→ Your instructions:
Examine the entries and show every line in which the word "droites" is found.

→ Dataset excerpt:
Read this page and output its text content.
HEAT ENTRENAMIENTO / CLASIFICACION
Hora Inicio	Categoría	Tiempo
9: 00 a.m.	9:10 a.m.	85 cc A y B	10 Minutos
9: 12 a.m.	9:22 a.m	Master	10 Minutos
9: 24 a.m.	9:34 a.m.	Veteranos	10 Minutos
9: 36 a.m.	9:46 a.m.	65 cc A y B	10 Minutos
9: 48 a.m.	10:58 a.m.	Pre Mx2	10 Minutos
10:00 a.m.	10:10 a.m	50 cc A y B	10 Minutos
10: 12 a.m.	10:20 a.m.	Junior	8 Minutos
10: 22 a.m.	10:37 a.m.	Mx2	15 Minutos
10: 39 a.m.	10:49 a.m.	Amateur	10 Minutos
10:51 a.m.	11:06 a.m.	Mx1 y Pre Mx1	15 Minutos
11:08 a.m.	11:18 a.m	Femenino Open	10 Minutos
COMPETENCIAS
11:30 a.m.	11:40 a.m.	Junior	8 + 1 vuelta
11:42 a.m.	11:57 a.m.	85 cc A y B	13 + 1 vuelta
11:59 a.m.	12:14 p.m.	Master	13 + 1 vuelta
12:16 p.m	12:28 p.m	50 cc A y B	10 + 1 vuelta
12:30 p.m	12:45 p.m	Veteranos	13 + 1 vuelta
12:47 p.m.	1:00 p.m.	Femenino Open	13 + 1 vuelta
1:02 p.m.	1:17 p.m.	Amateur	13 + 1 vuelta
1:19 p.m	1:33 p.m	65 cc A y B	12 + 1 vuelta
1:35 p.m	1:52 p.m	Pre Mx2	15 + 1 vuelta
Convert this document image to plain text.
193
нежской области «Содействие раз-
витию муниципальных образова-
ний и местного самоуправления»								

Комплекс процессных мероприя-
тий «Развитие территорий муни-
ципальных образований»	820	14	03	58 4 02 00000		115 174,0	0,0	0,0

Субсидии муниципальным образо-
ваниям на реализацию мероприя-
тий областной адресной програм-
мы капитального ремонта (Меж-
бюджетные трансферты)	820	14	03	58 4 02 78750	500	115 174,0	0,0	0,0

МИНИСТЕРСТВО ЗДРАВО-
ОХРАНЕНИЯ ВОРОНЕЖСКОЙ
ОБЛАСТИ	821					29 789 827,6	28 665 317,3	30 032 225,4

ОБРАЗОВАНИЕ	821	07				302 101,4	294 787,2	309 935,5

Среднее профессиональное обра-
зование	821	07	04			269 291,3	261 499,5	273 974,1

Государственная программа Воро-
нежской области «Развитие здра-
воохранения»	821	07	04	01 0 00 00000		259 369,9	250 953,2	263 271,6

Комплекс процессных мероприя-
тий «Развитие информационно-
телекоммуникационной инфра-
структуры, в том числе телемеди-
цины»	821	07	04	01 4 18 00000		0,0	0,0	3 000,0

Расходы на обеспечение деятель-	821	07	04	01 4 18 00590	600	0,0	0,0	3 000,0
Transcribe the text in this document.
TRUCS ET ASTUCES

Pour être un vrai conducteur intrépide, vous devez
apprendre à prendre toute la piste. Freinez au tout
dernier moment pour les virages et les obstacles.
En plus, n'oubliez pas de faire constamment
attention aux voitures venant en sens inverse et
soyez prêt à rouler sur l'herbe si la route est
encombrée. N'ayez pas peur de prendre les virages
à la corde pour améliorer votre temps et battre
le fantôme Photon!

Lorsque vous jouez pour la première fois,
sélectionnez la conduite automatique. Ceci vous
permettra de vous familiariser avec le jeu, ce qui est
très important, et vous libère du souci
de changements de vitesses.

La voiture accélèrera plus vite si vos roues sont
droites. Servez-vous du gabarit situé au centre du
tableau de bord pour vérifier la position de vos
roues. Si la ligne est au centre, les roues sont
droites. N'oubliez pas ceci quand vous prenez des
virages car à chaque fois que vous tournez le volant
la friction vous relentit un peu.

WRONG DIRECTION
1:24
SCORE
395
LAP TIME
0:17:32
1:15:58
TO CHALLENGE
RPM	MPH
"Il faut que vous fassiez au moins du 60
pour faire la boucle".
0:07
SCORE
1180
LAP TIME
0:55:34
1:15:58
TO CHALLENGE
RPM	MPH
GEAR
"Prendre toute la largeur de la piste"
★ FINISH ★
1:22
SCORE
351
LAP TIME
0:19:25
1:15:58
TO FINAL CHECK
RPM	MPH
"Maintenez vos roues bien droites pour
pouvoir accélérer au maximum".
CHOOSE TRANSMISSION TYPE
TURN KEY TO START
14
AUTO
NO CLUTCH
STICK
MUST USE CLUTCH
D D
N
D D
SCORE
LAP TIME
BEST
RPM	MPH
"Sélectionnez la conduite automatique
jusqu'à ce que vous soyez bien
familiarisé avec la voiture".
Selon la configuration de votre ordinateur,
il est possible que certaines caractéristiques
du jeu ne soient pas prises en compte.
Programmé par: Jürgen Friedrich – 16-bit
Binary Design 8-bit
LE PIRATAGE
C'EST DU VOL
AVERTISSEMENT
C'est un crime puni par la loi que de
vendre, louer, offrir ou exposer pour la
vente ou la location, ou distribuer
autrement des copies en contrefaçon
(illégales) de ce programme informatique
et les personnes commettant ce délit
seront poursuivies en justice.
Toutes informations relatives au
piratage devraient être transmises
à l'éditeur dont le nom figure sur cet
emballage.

→ Result of this exercise:
droites. Servez-vous du gabarit situé au centre du
droites. N'oubliez pas ceci quand vous prenez des
"Maintenez vos roues bien droites pour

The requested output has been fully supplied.